*THE TASK*. Return only the number of lines holding the word "JSON".

Structured figure records:
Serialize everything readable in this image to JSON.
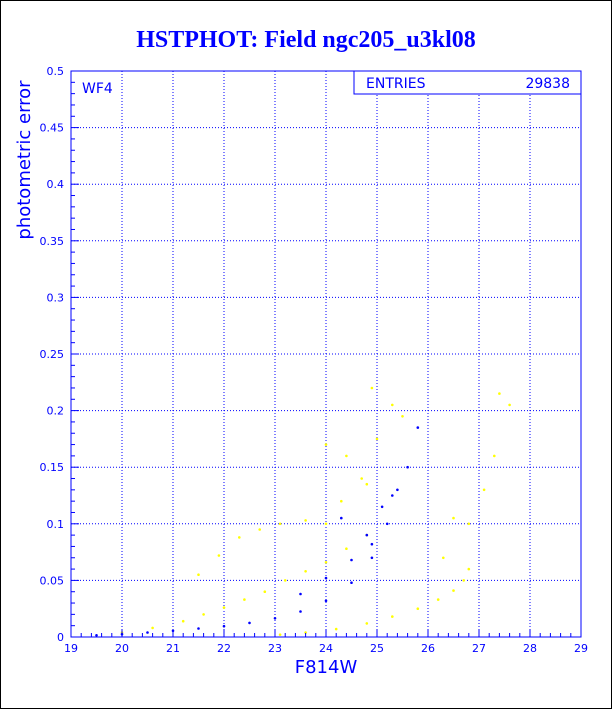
{
  "chart_data": {
    "type": "scatter",
    "title": "HSTPHOT: Field ngc205_u3kl08",
    "xlabel": "F814W",
    "ylabel": "photometric error",
    "xlim": [
      19,
      29
    ],
    "ylim": [
      0,
      0.5
    ],
    "x_ticks": [
      "19",
      "20",
      "21",
      "22",
      "23",
      "24",
      "25",
      "26",
      "27",
      "28",
      "29"
    ],
    "y_ticks": [
      "0",
      "0.05",
      "0.1",
      "0.15",
      "0.2",
      "0.25",
      "0.3",
      "0.35",
      "0.4",
      "0.45",
      "0.5"
    ],
    "grid": true,
    "grid_style": "dotted",
    "panel_label": "WF4",
    "stats": {
      "label": "ENTRIES",
      "value": "29838"
    },
    "colors": {
      "axes": "#0000ff",
      "background": "#ffffff",
      "frame": "#000000"
    },
    "series": [
      {
        "color": "#ffff00",
        "points": [
          [
            20.0,
            0.004
          ],
          [
            20.6,
            0.008
          ],
          [
            21.2,
            0.014
          ],
          [
            21.6,
            0.02
          ],
          [
            22.0,
            0.026
          ],
          [
            22.4,
            0.033
          ],
          [
            22.8,
            0.04
          ],
          [
            23.2,
            0.05
          ],
          [
            23.6,
            0.058
          ],
          [
            24.0,
            0.066
          ],
          [
            24.4,
            0.078
          ],
          [
            24.8,
            0.09
          ],
          [
            21.5,
            0.055
          ],
          [
            21.9,
            0.072
          ],
          [
            22.3,
            0.088
          ],
          [
            22.7,
            0.095
          ],
          [
            23.1,
            0.1
          ],
          [
            23.6,
            0.103
          ],
          [
            24.0,
            0.1
          ],
          [
            24.3,
            0.12
          ],
          [
            24.8,
            0.135
          ],
          [
            24.4,
            0.16
          ],
          [
            24.0,
            0.17
          ],
          [
            24.9,
            0.22
          ],
          [
            25.3,
            0.205
          ],
          [
            25.5,
            0.195
          ],
          [
            25.0,
            0.175
          ],
          [
            24.7,
            0.14
          ],
          [
            23.1,
            0.002
          ],
          [
            23.6,
            0.004
          ],
          [
            24.2,
            0.007
          ],
          [
            24.8,
            0.012
          ],
          [
            25.3,
            0.018
          ],
          [
            25.8,
            0.025
          ],
          [
            26.2,
            0.033
          ],
          [
            26.5,
            0.041
          ],
          [
            26.7,
            0.05
          ],
          [
            26.8,
            0.06
          ],
          [
            26.5,
            0.105
          ],
          [
            26.8,
            0.1
          ],
          [
            27.3,
            0.16
          ],
          [
            27.4,
            0.215
          ],
          [
            27.6,
            0.205
          ],
          [
            27.1,
            0.13
          ],
          [
            26.3,
            0.07
          ]
        ]
      },
      {
        "color": "#0000ff",
        "points": [
          [
            19.5,
            0.0015
          ],
          [
            20.0,
            0.0025
          ],
          [
            20.5,
            0.004
          ],
          [
            21.0,
            0.0055
          ],
          [
            21.5,
            0.0075
          ],
          [
            22.0,
            0.0095
          ],
          [
            22.5,
            0.0125
          ],
          [
            23.0,
            0.0165
          ],
          [
            23.5,
            0.0225
          ],
          [
            24.0,
            0.032
          ],
          [
            24.5,
            0.048
          ],
          [
            24.9,
            0.07
          ],
          [
            23.5,
            0.038
          ],
          [
            24.0,
            0.052
          ],
          [
            24.5,
            0.068
          ],
          [
            24.9,
            0.082
          ],
          [
            24.3,
            0.105
          ],
          [
            24.8,
            0.09
          ],
          [
            25.1,
            0.115
          ],
          [
            25.4,
            0.13
          ],
          [
            25.6,
            0.15
          ],
          [
            25.8,
            0.185
          ],
          [
            25.3,
            0.125
          ],
          [
            25.2,
            0.1
          ]
        ]
      }
    ]
  }
}
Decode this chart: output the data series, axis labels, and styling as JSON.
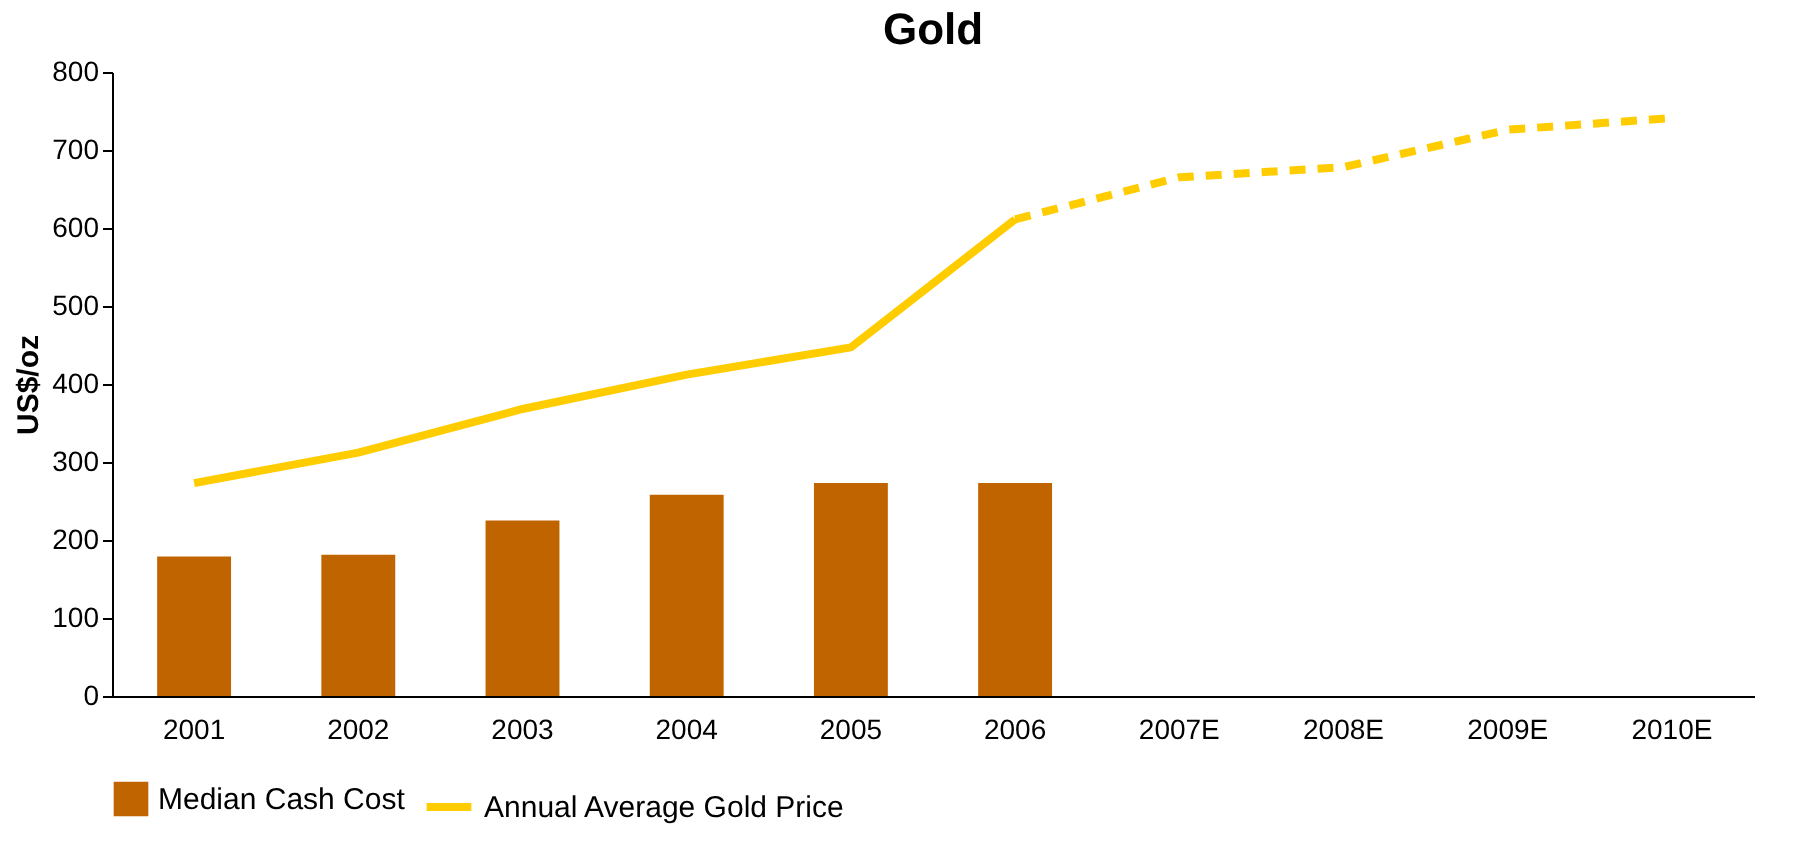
{
  "chart_data": {
    "type": "bar",
    "title": "Gold",
    "ylabel": "US$/oz",
    "categories": [
      "2001",
      "2002",
      "2003",
      "2004",
      "2005",
      "2006",
      "2007E",
      "2008E",
      "2009E",
      "2010E"
    ],
    "series": [
      {
        "name": "Median Cash Cost",
        "color": "#c06400",
        "values": [
          179,
          181,
          225,
          258,
          273,
          273,
          null,
          null,
          null,
          null
        ]
      },
      {
        "name": "Annual Average Gold Price",
        "type": "line",
        "color": "#ffcc00",
        "line_style": "solid",
        "values": [
          273,
          312,
          368,
          412,
          447,
          611,
          null,
          null,
          null,
          null
        ]
      },
      {
        "type": "line",
        "color": "#ffcc00",
        "line_style": "dashed",
        "values": [
          null,
          null,
          null,
          null,
          null,
          611,
          665,
          678,
          726,
          741
        ]
      }
    ],
    "ylim": [
      0,
      800
    ],
    "yticks": [
      0,
      100,
      200,
      300,
      400,
      500,
      600,
      700,
      800
    ],
    "grid": false,
    "legend": "bottom"
  }
}
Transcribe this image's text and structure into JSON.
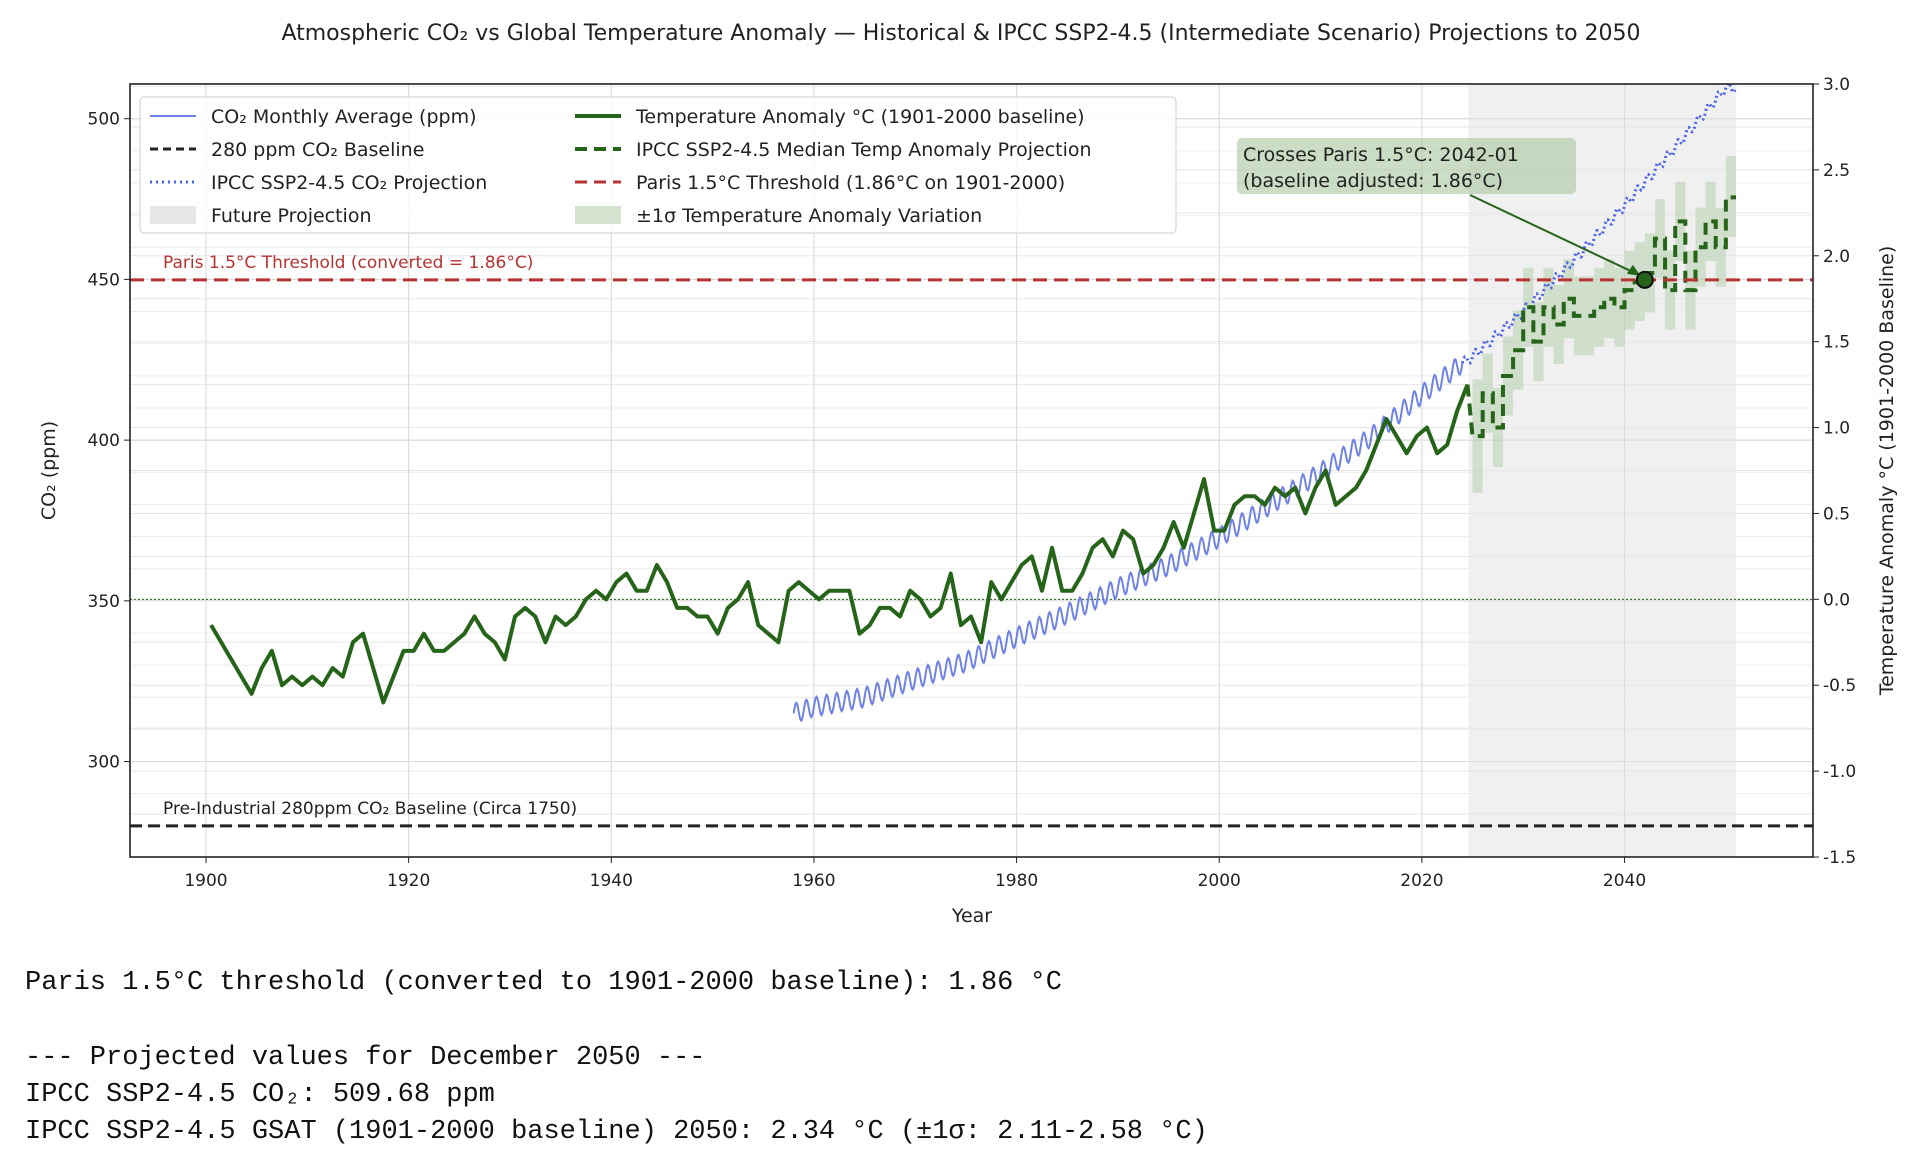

*SOLUTION FOR THIS TASK*. 3